* [Objective]
Print the entries in full, word for word, but not the pictures.

* [Extracted data]
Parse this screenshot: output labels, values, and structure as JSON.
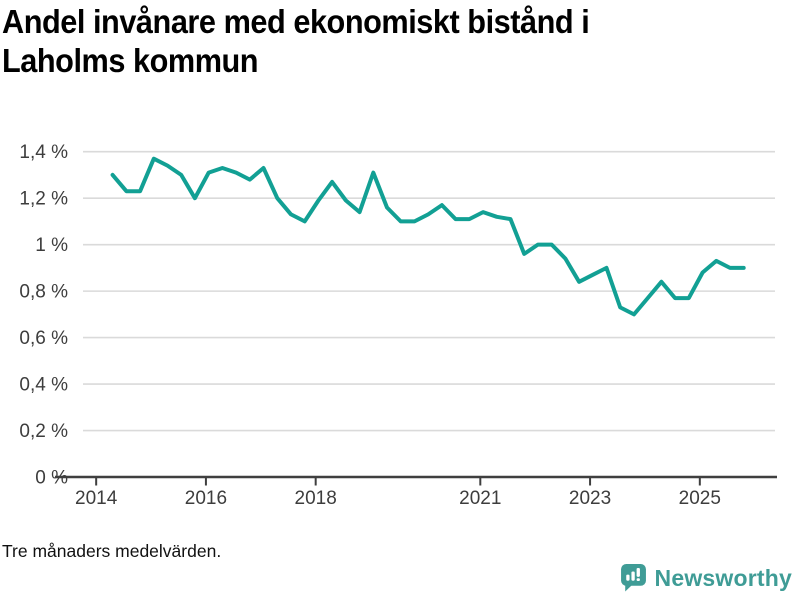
{
  "page": {
    "title": "Andel invånare med ekonomiskt bistånd i Laholms kommun",
    "title_lines": [
      "Andel invånare med ekonomiskt bistånd i",
      "Laholms kommun"
    ],
    "footnote": "Tre månaders medelvärden.",
    "background": "#ffffff"
  },
  "branding": {
    "logo_text": "Newsworthy",
    "logo_color": "#3f9c96",
    "logo_icon": "bar-chart-speech-bubble-icon"
  },
  "chart_data": {
    "type": "line",
    "title": "Andel invånare med ekonomiskt bistånd i Laholms kommun",
    "xlabel": "",
    "ylabel": "",
    "unit": "%",
    "line_color": "#12a094",
    "grid": true,
    "legend": "none",
    "xlim": [
      2013.76,
      2026.37
    ],
    "ylim": [
      0,
      1.4
    ],
    "ytick_values": [
      0,
      0.2,
      0.4,
      0.6,
      0.8,
      1,
      1.2,
      1.4
    ],
    "ytick_labels": [
      "0 %",
      "0,2 %",
      "0,4 %",
      "0,6 %",
      "0,8 %",
      "1 %",
      "1,2 %",
      "1,4 %"
    ],
    "xtick_values": [
      2014,
      2016,
      2018,
      2021,
      2023,
      2025
    ],
    "xtick_labels": [
      "2014",
      "2016",
      "2018",
      "2021",
      "2023",
      "2025"
    ],
    "x": [
      2014.3,
      2014.55,
      2014.8,
      2015.05,
      2015.3,
      2015.55,
      2015.8,
      2016.05,
      2016.3,
      2016.55,
      2016.8,
      2017.05,
      2017.3,
      2017.55,
      2017.8,
      2018.05,
      2018.3,
      2018.55,
      2018.8,
      2019.05,
      2019.3,
      2019.55,
      2019.8,
      2020.05,
      2020.3,
      2020.55,
      2020.8,
      2021.05,
      2021.3,
      2021.55,
      2021.8,
      2022.05,
      2022.3,
      2022.55,
      2022.8,
      2023.05,
      2023.3,
      2023.55,
      2023.8,
      2024.05,
      2024.3,
      2024.55,
      2024.8,
      2025.05,
      2025.3,
      2025.55,
      2025.8
    ],
    "y": [
      1.3,
      1.23,
      1.23,
      1.37,
      1.34,
      1.3,
      1.2,
      1.31,
      1.33,
      1.31,
      1.28,
      1.33,
      1.2,
      1.13,
      1.1,
      1.19,
      1.27,
      1.19,
      1.14,
      1.31,
      1.16,
      1.1,
      1.1,
      1.13,
      1.17,
      1.11,
      1.11,
      1.14,
      1.12,
      1.11,
      0.96,
      1.0,
      1.0,
      0.94,
      0.84,
      0.87,
      0.9,
      0.73,
      0.7,
      0.77,
      0.84,
      0.77,
      0.77,
      0.88,
      0.93,
      0.9,
      0.9
    ]
  }
}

* [Result]
Parse this screenshot: output labels, values, and structure as JSON.
{
  "page": {
    "title": "Andel invånare med ekonomiskt bistånd i Laholms kommun",
    "title_lines": [
      "Andel invånare med ekonomiskt bistånd i",
      "Laholms kommun"
    ],
    "footnote": "Tre månaders medelvärden.",
    "background": "#ffffff"
  },
  "branding": {
    "logo_text": "Newsworthy",
    "logo_color": "#3f9c96",
    "logo_icon": "bar-chart-speech-bubble-icon"
  },
  "chart_data": {
    "type": "line",
    "title": "Andel invånare med ekonomiskt bistånd i Laholms kommun",
    "xlabel": "",
    "ylabel": "",
    "unit": "%",
    "line_color": "#12a094",
    "grid": true,
    "legend": "none",
    "xlim": [
      2013.76,
      2026.37
    ],
    "ylim": [
      0,
      1.4
    ],
    "ytick_values": [
      0,
      0.2,
      0.4,
      0.6,
      0.8,
      1,
      1.2,
      1.4
    ],
    "ytick_labels": [
      "0 %",
      "0,2 %",
      "0,4 %",
      "0,6 %",
      "0,8 %",
      "1 %",
      "1,2 %",
      "1,4 %"
    ],
    "xtick_values": [
      2014,
      2016,
      2018,
      2021,
      2023,
      2025
    ],
    "xtick_labels": [
      "2014",
      "2016",
      "2018",
      "2021",
      "2023",
      "2025"
    ],
    "x": [
      2014.3,
      2014.55,
      2014.8,
      2015.05,
      2015.3,
      2015.55,
      2015.8,
      2016.05,
      2016.3,
      2016.55,
      2016.8,
      2017.05,
      2017.3,
      2017.55,
      2017.8,
      2018.05,
      2018.3,
      2018.55,
      2018.8,
      2019.05,
      2019.3,
      2019.55,
      2019.8,
      2020.05,
      2020.3,
      2020.55,
      2020.8,
      2021.05,
      2021.3,
      2021.55,
      2021.8,
      2022.05,
      2022.3,
      2022.55,
      2022.8,
      2023.05,
      2023.3,
      2023.55,
      2023.8,
      2024.05,
      2024.3,
      2024.55,
      2024.8,
      2025.05,
      2025.3,
      2025.55,
      2025.8
    ],
    "y": [
      1.3,
      1.23,
      1.23,
      1.37,
      1.34,
      1.3,
      1.2,
      1.31,
      1.33,
      1.31,
      1.28,
      1.33,
      1.2,
      1.13,
      1.1,
      1.19,
      1.27,
      1.19,
      1.14,
      1.31,
      1.16,
      1.1,
      1.1,
      1.13,
      1.17,
      1.11,
      1.11,
      1.14,
      1.12,
      1.11,
      0.96,
      1.0,
      1.0,
      0.94,
      0.84,
      0.87,
      0.9,
      0.73,
      0.7,
      0.77,
      0.84,
      0.77,
      0.77,
      0.88,
      0.93,
      0.9,
      0.9
    ]
  }
}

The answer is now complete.